▶ [INSTRUCTIONS FOR THE TASK]
Work out how many lines in the listing below include the word "here". Give nothing but the number.

** start of DATASET EXTRACT **

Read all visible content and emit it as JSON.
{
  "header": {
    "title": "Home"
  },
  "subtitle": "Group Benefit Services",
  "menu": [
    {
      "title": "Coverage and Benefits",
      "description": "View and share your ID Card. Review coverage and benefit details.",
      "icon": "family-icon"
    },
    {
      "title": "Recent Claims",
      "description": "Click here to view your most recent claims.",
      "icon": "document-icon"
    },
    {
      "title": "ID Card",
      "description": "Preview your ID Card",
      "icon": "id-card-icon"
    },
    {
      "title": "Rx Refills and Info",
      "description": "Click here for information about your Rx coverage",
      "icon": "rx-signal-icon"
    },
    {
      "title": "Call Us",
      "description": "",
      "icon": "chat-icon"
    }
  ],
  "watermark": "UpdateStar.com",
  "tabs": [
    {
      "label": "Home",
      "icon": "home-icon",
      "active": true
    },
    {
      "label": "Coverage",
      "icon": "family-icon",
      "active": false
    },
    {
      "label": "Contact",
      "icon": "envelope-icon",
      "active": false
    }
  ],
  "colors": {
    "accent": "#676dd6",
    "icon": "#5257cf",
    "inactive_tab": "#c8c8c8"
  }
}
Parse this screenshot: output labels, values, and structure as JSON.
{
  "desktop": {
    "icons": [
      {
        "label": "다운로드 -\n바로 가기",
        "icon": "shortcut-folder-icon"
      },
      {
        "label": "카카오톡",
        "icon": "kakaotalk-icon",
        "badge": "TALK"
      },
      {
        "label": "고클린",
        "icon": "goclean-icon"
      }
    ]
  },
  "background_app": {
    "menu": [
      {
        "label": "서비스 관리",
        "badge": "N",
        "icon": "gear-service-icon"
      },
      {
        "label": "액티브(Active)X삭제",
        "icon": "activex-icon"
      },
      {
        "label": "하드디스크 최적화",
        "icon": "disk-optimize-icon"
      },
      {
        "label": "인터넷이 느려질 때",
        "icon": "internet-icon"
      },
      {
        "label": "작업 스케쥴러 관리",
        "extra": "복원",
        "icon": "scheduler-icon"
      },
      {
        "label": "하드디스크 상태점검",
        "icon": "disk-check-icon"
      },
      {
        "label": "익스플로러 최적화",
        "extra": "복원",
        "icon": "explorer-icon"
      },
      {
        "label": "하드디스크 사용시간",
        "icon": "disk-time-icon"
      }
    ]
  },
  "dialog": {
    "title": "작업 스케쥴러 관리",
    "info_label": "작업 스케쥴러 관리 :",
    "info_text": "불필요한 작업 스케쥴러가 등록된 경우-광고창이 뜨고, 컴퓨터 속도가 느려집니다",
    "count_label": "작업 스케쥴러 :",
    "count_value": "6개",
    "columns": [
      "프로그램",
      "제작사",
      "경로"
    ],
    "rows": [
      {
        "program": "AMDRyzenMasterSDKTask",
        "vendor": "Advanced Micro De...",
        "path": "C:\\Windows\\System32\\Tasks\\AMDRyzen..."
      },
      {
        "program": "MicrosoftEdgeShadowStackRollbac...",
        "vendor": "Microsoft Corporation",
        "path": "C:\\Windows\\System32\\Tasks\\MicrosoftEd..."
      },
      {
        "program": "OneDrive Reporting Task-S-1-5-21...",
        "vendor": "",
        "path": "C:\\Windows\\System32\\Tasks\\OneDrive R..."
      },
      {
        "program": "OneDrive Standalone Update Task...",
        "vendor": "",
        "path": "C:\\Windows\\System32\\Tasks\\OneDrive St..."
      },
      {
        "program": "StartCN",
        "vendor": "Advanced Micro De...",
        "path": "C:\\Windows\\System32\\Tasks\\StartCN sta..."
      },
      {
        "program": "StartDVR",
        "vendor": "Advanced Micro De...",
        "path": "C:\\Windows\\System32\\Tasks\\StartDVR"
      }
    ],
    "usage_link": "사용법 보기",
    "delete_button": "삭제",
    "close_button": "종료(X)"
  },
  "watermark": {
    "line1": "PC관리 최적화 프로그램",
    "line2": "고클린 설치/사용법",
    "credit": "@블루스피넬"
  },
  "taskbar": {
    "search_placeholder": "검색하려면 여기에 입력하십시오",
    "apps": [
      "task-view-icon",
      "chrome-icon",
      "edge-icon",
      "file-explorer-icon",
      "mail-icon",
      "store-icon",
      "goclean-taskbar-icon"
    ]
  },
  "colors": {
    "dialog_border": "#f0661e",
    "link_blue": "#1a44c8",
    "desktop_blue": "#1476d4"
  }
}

** end of DATASET EXTRACT **

▶ [ANSWER IN FULL]
2